Report every line in the listing below where the string "настоящего" shows up.

Saved entries:
#####

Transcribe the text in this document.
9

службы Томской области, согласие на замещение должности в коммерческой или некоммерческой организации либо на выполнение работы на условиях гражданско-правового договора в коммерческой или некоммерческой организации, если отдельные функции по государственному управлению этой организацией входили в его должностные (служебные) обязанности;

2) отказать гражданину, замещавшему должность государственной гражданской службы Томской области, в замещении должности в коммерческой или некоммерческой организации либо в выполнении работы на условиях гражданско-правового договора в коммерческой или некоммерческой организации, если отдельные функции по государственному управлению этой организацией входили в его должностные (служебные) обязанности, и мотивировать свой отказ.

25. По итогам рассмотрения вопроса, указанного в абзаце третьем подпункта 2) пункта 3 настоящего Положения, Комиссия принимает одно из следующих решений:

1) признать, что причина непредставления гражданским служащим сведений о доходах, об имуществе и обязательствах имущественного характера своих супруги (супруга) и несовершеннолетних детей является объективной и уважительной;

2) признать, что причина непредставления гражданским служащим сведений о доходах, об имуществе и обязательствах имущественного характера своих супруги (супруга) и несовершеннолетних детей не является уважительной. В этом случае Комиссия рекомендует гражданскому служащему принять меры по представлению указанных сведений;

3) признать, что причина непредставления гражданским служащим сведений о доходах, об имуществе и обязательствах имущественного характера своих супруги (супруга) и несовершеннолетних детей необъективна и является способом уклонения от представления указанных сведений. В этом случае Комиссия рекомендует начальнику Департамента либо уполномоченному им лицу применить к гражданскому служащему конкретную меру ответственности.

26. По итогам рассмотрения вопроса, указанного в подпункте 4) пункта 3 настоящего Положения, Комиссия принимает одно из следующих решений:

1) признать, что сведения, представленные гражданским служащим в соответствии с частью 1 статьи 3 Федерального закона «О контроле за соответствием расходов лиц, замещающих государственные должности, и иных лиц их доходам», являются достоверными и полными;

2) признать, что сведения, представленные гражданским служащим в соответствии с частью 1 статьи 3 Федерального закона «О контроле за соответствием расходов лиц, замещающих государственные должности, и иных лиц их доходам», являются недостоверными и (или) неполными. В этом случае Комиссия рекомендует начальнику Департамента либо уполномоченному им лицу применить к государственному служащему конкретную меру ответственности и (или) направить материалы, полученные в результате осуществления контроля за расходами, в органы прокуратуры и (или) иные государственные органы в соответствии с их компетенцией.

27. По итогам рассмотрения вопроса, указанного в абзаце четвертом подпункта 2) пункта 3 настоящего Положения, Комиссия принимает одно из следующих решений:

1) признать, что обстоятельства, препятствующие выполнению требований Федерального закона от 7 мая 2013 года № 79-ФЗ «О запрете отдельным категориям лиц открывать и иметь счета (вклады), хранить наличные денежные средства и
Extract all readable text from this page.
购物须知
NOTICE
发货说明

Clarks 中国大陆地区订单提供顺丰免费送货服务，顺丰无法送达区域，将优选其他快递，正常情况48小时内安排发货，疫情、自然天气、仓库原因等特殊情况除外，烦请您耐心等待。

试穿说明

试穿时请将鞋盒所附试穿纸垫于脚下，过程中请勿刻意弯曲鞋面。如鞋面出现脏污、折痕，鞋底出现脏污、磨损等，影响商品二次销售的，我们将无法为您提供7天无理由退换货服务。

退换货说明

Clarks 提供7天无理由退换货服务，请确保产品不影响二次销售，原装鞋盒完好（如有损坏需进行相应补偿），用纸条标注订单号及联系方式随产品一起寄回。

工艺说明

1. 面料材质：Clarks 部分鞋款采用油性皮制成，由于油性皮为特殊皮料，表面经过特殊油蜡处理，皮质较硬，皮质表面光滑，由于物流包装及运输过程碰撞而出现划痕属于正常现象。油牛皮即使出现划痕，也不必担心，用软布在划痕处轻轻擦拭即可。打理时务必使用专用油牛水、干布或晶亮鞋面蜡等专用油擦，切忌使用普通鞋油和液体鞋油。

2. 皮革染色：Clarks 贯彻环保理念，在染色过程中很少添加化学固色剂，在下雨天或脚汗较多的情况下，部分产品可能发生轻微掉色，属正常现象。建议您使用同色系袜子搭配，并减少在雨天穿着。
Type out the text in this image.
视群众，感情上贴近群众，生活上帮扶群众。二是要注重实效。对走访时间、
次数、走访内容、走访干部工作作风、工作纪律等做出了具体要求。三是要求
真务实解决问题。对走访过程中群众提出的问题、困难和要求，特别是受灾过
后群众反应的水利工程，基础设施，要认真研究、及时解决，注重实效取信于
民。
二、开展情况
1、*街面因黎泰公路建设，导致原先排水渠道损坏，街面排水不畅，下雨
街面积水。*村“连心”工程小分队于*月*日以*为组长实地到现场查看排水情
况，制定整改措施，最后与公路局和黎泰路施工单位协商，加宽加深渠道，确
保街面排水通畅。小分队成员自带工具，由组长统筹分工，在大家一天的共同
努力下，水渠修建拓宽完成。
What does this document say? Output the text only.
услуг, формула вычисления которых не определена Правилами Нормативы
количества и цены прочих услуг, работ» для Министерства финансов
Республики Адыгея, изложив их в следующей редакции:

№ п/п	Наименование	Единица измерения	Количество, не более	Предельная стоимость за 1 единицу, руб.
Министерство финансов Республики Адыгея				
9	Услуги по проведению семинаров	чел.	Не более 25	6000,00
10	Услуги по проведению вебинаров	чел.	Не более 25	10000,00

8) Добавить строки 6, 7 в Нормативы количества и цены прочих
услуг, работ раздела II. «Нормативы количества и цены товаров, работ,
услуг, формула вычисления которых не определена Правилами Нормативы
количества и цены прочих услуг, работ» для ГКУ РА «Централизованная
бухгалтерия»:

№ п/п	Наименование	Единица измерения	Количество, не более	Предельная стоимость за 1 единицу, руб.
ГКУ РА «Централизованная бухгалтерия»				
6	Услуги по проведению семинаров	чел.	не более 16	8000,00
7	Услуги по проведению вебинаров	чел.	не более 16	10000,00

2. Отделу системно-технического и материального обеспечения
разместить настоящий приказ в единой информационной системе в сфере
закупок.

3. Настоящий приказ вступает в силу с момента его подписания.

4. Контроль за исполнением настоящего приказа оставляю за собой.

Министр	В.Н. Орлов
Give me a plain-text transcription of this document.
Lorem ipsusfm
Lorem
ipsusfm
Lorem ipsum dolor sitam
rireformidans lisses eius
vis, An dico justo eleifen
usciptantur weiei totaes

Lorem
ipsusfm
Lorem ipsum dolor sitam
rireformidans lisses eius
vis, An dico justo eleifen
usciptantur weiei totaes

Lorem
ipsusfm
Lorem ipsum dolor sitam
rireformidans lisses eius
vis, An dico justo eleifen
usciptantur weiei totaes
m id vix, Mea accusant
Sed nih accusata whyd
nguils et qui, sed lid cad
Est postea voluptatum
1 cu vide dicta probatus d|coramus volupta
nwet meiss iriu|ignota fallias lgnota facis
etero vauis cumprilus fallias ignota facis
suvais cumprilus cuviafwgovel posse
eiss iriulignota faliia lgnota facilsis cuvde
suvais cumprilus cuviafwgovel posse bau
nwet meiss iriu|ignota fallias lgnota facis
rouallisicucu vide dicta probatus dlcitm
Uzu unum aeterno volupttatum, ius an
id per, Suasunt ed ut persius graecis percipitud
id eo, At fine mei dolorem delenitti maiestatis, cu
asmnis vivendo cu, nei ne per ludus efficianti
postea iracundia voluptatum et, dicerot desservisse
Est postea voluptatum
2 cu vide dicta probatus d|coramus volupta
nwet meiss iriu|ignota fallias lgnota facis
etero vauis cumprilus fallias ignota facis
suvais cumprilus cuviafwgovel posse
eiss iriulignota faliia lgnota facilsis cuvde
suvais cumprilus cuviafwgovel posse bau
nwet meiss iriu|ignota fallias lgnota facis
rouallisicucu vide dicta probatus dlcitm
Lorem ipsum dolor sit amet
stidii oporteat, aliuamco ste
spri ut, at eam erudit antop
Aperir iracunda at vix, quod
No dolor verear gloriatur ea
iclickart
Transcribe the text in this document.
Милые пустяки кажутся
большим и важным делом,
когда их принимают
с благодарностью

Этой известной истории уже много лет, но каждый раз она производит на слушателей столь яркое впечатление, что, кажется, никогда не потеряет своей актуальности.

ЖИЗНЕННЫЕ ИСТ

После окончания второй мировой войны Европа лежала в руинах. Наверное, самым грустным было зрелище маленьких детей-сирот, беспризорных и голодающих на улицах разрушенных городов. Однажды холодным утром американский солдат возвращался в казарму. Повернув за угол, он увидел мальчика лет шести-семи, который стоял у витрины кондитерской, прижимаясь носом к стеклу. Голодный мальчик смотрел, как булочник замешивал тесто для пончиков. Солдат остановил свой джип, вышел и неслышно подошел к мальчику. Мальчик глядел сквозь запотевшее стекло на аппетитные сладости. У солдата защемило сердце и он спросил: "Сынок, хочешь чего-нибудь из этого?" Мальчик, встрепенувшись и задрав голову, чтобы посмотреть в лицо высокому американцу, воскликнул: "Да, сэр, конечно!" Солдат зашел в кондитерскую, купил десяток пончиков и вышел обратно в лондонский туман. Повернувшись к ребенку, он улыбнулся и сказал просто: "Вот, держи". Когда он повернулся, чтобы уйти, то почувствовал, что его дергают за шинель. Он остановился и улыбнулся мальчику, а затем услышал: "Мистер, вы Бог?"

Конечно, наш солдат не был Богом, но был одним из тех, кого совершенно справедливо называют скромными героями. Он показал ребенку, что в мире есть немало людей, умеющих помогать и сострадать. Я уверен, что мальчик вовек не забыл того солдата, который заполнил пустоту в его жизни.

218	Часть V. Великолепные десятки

#####

SOLUTION FOR THIS PROBLEM:
25. По итогам рассмотрения вопроса, указанного в абзаце третьем подпункта 2) пункта 3 настоящего Положения, Комиссия принимает одно из следующих решений:
26. По итогам рассмотрения вопроса, указанного в подпункте 4) пункта 3 настоящего Положения, Комиссия принимает одно из следующих решений:
27. По итогам рассмотрения вопроса, указанного в абзаце четвертом подпункта 2) пункта 3 настоящего Положения, Комиссия принимает одно из следующих решений:
4. Контроль за исполнением настоящего приказа оставляю за собой.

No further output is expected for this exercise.